§ DESCRIPTION OF THE TASK
Extract every line where the string "text" appears.
— START MATERIAL —
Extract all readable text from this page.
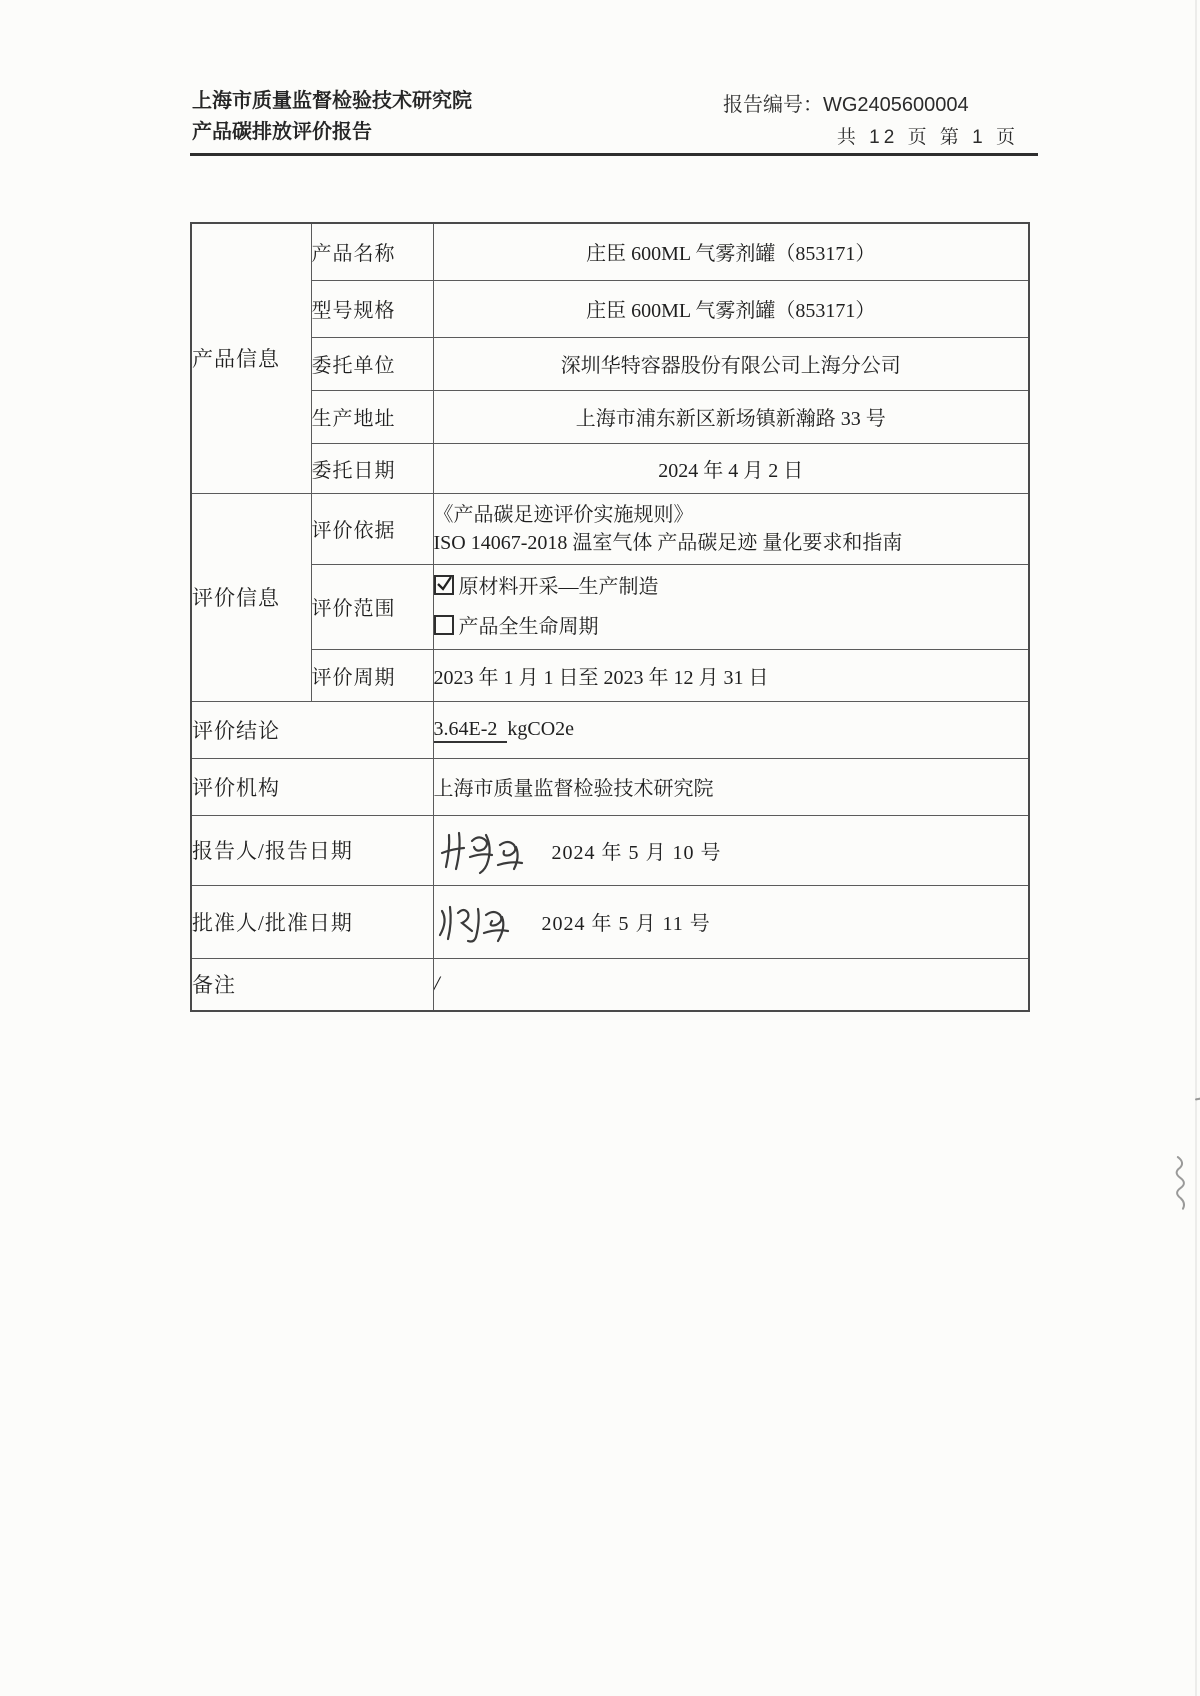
上海市质量监督检验技术研究院
产品碳排放评价报告
报告编号：WG2405600004
共 12 页 第 1 页
产品信息	产品名称	庄臣 600ML 气雾剂罐（853171）
	型号规格	庄臣 600ML 气雾剂罐（853171）
	委托单位	深圳华特容器股份有限公司上海分公司
	生产地址	上海市浦东新区新场镇新瀚路 33 号
	委托日期	2024 年 4 月 2 日
评价信息	评价依据	《产品碳足迹评价实施规则》
ISO 14067-2018 温室气体 产品碳足迹 量化要求和指南

	评价范围	原材料开采—生产制造
产品全生命周期

	评价周期	2023 年 1 月 1 日至 2023 年 12 月 31 日
评价结论		3.64E-2 kgCO2e
评价机构		上海市质量监督检验技术研究院
报告人/报告日期		2024 年 5 月 10 号
批准人/批准日期		2024 年 5 月 11 号
备注		/
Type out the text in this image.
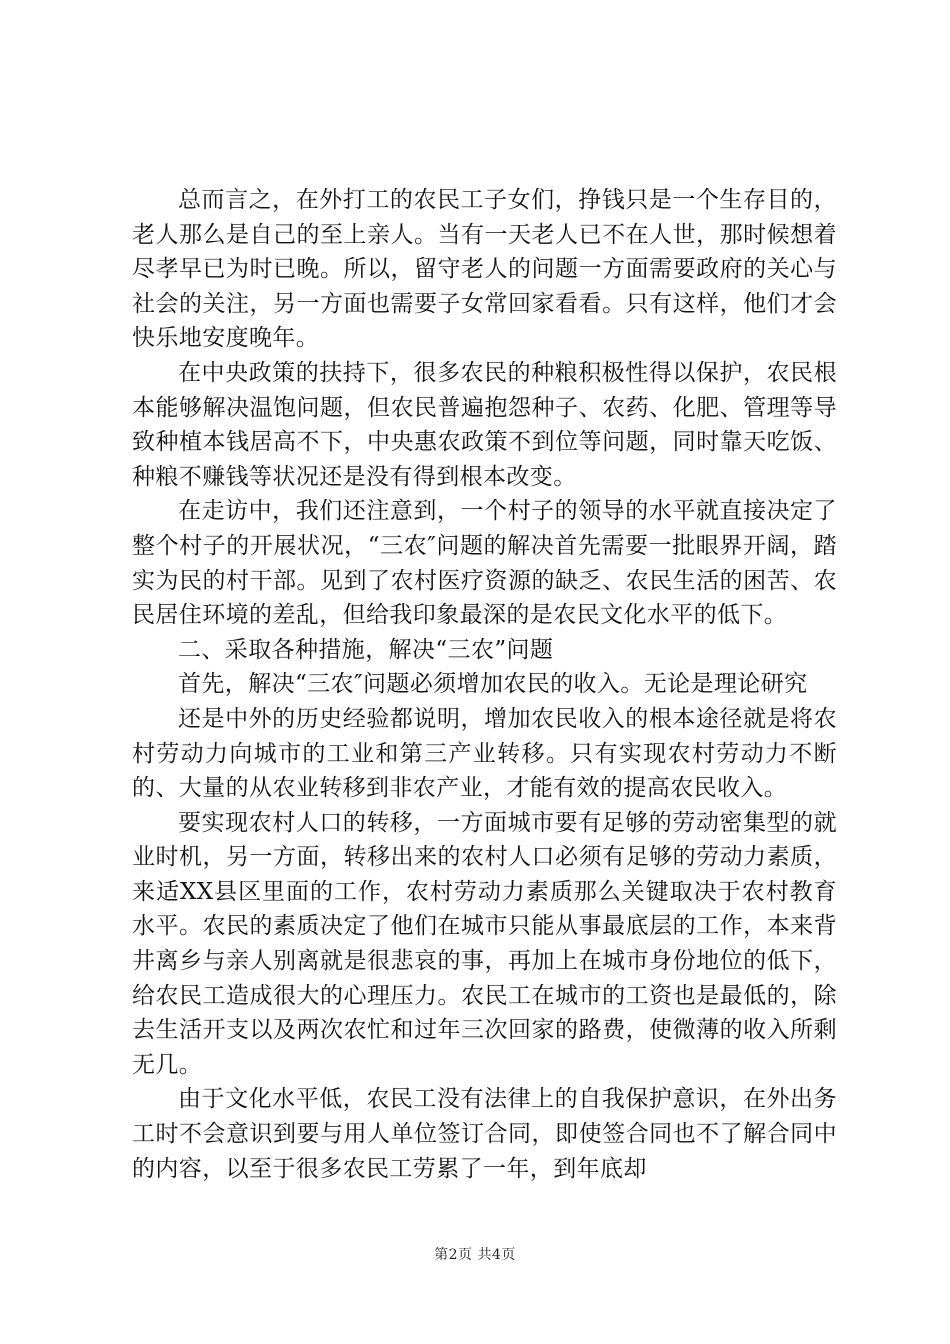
总而言之，在外打工的农民工子女们，挣钱只是一个生存目的，老人那么是自己的至上亲人。当有一天老人已不在人世，那时候想着尽孝早已为时已晚。所以，留守老人的问题一方面需要政府的关心与社会的关注，另一方面也需要子女常回家看看。只有这样，他们才会快乐地安度晚年。

在中央政策的扶持下，很多农民的种粮积极性得以保护，农民根本能够解决温饱问题，但农民普遍抱怨种子、农药、化肥、管理等导致种植本钱居高不下，中央惠农政策不到位等问题，同时靠天吃饭、种粮不赚钱等状况还是没有得到根本改变。

在走访中，我们还注意到，一个村子的领导的水平就直接决定了整个村子的开展状况，“三农″问题的解决首先需要一批眼界开阔，踏实为民的村干部。见到了农村医疗资源的缺乏、农民生活的困苦、农民居住环境的差乱，但给我印象最深的是农民文化水平的低下。

二、采取各种措施，解决“三农”问题

首先，解决“三农″问题必须增加农民的收入。无论是理论研究

还是中外的历史经验都说明，增加农民收入的根本途径就是将农村劳动力向城市的工业和第三产业转移。只有实现农村劳动力不断的、大量的从农业转移到非农产业，才能有效的提高农民收入。

要实现农村人口的转移，一方面城市要有足够的劳动密集型的就业时机，另一方面，转移出来的农村人口必须有足够的劳动力素质，来适XX县区里面的工作，农村劳动力素质那么关键取决于农村教育水平。农民的素质决定了他们在城市只能从事最底层的工作，本来背井离乡与亲人别离就是很悲哀的事，再加上在城市身份地位的低下，给农民工造成很大的心理压力。农民工在城市的工资也是最低的，除去生活开支以及两次农忙和过年三次回家的路费，使微薄的收入所剩无几。

由于文化水平低，农民工没有法律上的自我保护意识，在外出务工时不会意识到要与用人单位签订合同，即使签合同也不了解合同中的内容，以至于很多农民工劳累了一年，到年底却

第2页 共4页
— END MATERIAL —
§ THE RESULT
Extract all readable text from this page.
Type out the text in this image.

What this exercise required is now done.